▶ Task to carry out
From the listing below, extract each line containing the string "Configuration".

## Start Data for this exercise

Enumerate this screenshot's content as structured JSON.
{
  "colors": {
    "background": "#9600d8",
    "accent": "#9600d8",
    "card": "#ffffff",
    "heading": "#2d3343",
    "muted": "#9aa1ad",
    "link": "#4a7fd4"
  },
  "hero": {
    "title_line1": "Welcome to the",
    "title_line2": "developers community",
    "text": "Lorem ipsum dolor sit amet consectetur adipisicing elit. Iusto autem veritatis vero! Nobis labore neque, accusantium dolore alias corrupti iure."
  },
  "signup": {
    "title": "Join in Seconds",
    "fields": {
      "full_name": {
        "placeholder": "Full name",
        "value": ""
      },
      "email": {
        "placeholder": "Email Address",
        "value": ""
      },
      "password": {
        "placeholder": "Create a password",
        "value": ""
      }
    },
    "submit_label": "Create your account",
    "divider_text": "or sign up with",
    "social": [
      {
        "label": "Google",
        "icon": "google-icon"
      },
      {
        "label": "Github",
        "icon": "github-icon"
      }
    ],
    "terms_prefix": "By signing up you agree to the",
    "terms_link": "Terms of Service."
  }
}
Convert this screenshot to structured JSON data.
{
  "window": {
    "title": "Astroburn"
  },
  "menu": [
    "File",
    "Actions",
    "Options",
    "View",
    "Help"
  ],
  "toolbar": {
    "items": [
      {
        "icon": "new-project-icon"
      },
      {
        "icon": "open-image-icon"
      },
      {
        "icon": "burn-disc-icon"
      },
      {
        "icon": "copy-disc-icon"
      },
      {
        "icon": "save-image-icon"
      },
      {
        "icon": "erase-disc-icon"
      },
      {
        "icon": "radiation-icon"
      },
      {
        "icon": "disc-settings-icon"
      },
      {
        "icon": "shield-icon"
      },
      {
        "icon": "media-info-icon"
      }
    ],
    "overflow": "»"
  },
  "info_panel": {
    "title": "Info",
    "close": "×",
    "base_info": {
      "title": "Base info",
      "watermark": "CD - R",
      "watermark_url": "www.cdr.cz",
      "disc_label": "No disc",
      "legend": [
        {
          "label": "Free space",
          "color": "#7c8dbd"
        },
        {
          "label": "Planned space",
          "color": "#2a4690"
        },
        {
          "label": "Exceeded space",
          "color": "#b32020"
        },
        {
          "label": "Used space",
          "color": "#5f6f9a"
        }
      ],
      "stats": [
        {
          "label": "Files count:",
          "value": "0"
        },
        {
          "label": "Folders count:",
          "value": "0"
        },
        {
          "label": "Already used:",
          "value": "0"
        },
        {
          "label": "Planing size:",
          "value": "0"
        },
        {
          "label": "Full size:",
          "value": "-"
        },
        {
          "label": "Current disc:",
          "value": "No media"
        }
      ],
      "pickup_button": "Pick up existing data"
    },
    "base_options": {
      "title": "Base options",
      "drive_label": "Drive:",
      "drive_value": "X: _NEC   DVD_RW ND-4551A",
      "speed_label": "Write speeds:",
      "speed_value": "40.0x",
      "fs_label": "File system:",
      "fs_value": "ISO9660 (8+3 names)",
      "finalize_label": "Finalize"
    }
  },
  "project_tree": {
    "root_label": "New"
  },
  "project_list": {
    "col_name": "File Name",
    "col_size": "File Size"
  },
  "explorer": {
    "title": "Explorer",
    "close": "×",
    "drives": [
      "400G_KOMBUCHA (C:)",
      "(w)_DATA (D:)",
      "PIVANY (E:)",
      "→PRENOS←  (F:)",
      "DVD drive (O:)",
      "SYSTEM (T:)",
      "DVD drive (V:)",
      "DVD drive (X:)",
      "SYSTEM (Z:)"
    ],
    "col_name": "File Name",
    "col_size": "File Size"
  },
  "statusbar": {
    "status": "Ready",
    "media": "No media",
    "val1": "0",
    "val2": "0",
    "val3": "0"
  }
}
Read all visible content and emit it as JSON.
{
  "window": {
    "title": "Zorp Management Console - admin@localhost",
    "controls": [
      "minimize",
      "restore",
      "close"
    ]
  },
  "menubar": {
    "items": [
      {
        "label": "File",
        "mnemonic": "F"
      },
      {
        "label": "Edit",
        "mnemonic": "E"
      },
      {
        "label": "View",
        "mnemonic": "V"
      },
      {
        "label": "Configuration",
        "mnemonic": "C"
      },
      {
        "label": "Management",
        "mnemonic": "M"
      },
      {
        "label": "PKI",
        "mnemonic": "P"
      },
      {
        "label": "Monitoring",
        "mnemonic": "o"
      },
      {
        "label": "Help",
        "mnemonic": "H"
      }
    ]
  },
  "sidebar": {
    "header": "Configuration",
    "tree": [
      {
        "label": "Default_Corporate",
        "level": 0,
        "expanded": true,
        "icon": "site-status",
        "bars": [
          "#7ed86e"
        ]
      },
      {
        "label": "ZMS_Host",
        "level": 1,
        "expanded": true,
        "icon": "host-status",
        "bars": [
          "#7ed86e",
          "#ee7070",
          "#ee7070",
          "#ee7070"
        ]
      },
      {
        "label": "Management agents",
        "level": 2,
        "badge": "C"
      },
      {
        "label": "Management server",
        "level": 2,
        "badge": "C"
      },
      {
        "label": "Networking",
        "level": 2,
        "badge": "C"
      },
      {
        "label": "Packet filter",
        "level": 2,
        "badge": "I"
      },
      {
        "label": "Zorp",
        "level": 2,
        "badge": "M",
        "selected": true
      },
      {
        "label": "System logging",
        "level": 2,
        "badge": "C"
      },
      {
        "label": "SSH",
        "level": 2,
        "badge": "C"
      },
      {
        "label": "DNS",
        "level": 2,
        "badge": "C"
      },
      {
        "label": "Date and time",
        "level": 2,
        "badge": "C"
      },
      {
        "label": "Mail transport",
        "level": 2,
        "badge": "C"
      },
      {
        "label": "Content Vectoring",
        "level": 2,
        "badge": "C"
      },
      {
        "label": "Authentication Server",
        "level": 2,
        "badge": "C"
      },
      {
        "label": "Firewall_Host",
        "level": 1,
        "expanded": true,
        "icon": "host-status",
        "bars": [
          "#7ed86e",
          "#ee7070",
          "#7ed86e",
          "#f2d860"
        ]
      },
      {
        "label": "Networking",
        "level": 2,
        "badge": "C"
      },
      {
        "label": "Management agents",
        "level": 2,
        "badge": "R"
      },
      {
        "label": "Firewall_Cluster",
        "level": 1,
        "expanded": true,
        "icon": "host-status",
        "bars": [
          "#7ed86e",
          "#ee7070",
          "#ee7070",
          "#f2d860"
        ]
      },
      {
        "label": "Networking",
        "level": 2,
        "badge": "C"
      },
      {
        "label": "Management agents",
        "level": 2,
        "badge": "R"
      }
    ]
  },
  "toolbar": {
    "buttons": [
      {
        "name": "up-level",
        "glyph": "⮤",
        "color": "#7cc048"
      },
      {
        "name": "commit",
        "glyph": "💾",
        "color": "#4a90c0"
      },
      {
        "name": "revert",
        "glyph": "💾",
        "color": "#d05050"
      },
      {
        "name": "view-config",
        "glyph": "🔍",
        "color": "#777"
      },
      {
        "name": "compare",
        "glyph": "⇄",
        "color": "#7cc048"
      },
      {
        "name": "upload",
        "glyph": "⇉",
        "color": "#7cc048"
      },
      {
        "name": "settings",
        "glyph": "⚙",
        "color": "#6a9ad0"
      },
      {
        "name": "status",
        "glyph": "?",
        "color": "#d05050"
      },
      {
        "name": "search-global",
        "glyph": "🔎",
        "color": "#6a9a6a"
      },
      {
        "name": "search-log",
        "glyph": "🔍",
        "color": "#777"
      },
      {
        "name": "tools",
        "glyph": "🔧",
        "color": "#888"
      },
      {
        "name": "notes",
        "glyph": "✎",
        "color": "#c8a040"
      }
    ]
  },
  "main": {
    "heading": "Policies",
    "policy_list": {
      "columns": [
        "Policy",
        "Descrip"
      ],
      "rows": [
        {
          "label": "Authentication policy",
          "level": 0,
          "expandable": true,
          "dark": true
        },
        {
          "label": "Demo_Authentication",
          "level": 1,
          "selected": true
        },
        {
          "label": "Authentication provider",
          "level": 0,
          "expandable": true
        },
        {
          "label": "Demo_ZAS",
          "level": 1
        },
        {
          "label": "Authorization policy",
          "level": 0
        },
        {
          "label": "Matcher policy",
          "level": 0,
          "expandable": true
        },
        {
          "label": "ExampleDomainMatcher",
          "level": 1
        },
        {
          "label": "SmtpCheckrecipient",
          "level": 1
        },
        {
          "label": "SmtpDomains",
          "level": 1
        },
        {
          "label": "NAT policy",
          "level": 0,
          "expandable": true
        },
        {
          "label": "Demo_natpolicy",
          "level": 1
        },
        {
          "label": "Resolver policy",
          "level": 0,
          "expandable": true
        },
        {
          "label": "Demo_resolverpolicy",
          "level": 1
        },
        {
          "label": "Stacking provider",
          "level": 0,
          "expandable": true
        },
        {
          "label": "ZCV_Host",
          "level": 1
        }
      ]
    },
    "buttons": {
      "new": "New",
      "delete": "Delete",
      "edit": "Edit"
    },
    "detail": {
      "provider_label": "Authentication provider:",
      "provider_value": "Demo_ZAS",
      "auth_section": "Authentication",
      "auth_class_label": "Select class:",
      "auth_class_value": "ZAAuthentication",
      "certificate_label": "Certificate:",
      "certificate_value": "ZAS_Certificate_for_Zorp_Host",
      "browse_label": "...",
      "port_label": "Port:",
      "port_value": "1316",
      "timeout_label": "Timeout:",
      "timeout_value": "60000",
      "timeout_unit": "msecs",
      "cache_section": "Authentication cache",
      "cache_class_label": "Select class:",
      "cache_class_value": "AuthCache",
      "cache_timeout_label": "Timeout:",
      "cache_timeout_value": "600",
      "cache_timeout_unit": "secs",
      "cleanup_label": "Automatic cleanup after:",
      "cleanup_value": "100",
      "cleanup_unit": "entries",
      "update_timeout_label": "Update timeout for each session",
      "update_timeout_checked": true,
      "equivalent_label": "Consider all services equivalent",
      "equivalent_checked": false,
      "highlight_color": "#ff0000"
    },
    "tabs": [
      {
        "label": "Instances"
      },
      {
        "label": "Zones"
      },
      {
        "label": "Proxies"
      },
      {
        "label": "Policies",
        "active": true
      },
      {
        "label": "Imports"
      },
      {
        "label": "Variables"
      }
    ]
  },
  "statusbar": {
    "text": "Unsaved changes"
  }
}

## End Data for this exercise

▶ Exercise result
        "label": "Configuration",
    "header": "Configuration",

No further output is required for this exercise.